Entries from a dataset
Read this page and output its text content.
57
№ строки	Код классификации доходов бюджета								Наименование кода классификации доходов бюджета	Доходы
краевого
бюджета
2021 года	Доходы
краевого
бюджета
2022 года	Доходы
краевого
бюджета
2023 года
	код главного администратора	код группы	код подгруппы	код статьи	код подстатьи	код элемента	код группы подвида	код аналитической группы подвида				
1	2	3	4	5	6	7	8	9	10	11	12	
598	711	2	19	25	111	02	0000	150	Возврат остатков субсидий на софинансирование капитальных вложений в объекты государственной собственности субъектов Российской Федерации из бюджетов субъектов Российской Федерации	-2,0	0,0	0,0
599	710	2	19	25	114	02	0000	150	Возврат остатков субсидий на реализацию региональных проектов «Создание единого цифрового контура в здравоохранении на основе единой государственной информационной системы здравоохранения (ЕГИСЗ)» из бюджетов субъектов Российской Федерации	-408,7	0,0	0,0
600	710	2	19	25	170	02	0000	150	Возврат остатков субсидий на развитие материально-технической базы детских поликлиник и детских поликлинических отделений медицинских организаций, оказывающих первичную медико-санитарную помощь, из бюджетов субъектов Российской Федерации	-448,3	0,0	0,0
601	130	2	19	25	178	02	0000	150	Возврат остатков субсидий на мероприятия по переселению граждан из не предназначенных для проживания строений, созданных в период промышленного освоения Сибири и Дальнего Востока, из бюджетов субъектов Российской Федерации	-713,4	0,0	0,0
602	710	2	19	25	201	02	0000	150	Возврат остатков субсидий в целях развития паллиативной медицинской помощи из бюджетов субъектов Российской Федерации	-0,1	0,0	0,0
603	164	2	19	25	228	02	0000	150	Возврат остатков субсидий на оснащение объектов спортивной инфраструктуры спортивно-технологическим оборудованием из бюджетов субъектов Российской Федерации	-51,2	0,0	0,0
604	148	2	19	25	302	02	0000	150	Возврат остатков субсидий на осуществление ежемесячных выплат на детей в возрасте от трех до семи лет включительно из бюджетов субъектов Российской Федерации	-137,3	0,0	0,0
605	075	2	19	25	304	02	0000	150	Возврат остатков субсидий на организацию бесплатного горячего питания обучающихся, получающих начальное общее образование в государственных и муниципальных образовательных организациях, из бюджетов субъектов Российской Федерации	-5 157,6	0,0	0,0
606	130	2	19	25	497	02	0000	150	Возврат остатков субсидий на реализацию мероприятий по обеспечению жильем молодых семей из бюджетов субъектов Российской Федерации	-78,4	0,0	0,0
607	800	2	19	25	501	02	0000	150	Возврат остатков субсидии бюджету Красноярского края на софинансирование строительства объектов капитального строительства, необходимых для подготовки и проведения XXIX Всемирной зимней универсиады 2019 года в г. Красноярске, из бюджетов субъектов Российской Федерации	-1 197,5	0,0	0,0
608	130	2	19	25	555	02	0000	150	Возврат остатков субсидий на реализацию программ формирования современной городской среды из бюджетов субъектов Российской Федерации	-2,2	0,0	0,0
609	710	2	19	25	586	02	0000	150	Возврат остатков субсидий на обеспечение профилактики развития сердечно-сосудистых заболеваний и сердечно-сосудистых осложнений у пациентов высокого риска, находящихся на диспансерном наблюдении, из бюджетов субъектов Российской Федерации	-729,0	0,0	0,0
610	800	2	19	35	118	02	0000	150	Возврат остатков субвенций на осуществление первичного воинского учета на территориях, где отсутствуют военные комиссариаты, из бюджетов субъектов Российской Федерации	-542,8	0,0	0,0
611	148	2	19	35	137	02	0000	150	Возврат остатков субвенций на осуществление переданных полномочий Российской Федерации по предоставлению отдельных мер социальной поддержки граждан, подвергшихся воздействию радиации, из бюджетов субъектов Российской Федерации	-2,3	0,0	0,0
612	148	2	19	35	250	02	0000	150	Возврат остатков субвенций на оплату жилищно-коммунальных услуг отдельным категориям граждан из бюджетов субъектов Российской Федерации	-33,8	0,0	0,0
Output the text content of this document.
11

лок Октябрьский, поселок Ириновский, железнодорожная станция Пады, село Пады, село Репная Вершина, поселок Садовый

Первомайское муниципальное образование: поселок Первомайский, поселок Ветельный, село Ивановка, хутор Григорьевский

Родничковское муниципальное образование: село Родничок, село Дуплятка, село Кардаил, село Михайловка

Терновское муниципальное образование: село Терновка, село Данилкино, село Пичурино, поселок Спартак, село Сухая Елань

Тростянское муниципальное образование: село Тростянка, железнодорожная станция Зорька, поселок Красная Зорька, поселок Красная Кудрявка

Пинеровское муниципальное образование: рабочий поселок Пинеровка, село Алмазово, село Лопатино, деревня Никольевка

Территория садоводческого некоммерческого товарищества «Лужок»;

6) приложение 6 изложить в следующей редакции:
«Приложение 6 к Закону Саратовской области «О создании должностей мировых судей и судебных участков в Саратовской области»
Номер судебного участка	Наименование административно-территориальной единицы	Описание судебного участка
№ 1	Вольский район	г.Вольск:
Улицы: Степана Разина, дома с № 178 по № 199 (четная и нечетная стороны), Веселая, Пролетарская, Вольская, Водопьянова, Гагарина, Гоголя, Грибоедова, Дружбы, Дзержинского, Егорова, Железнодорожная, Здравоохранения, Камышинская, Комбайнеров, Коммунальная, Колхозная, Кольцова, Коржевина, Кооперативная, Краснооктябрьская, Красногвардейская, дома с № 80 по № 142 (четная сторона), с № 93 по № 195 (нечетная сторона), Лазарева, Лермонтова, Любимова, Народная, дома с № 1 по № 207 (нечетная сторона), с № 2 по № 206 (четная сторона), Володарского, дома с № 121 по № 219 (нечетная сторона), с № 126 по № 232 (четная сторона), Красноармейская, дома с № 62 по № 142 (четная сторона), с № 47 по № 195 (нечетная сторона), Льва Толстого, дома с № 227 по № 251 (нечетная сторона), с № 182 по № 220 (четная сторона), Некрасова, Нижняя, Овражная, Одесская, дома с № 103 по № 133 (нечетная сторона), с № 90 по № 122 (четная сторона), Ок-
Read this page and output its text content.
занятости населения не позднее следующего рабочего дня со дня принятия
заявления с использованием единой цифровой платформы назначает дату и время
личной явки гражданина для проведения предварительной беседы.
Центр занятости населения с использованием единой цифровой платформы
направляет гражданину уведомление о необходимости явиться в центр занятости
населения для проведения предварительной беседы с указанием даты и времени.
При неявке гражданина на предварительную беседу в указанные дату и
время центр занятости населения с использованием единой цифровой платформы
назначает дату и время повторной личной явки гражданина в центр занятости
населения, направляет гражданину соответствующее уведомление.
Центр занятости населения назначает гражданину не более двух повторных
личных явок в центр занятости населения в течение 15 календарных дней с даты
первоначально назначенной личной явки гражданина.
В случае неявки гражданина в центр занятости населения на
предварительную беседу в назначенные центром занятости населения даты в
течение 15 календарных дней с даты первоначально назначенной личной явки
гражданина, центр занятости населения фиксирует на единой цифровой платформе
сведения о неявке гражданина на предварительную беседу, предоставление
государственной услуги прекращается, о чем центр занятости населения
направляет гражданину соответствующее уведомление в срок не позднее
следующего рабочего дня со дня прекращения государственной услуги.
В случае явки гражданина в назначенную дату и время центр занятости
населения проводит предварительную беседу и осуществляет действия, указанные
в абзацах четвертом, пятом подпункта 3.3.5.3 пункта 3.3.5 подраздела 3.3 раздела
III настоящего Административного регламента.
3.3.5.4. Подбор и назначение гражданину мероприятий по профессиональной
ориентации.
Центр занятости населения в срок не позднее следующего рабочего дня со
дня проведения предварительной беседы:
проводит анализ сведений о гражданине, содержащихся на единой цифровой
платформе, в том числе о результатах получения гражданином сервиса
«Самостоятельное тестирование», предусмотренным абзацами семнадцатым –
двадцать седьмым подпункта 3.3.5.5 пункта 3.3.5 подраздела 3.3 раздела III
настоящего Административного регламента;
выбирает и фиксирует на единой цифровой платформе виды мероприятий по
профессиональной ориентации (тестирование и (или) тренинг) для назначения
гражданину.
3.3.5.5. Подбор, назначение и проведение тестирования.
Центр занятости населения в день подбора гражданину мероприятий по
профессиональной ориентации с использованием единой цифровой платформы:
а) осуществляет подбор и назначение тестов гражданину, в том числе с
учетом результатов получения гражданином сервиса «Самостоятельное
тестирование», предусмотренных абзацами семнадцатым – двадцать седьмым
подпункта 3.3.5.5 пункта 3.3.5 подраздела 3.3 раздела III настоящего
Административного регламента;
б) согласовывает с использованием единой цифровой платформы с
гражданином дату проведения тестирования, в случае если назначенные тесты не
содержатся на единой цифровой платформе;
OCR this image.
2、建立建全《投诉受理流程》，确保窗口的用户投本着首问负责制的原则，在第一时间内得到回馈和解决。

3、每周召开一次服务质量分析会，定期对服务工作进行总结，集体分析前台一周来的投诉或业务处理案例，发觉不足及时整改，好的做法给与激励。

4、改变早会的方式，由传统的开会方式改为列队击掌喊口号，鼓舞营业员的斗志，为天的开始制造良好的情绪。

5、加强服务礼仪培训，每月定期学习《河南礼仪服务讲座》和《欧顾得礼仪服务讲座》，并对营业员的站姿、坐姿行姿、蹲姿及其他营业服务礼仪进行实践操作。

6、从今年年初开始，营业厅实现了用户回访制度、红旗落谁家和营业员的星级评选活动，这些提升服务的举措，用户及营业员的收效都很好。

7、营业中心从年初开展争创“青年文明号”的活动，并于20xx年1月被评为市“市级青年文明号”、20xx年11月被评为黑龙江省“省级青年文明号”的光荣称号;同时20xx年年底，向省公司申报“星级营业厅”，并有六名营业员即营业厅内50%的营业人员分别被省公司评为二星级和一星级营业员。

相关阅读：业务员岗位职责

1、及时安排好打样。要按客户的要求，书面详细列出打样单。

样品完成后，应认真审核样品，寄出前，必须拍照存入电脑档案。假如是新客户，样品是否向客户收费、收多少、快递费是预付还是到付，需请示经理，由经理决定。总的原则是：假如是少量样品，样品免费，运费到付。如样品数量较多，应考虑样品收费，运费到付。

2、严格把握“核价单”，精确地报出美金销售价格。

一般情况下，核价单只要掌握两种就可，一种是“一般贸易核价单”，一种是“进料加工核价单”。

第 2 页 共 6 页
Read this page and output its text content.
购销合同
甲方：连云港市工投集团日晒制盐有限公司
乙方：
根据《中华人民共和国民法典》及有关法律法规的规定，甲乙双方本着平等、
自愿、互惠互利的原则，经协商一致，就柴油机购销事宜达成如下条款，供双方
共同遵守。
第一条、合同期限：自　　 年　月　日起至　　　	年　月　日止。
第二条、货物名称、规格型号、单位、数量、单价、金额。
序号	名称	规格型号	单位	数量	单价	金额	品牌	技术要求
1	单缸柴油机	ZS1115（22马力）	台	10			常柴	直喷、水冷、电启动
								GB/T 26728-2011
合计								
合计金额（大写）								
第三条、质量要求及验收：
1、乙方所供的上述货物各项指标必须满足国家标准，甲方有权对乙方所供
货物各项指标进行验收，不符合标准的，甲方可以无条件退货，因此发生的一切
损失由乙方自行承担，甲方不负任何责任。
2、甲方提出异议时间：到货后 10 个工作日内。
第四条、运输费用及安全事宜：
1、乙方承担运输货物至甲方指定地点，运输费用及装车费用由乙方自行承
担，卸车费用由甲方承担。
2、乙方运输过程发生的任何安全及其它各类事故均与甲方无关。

GIVEN INSTRUCTION
From the records above, pick out and copy each line holding the word "срок".

COMPLETE ANSWER
направляет гражданину соответствующее уведомление в срок не позднее
Центр занятости населения в срок не позднее следующего рабочего дня со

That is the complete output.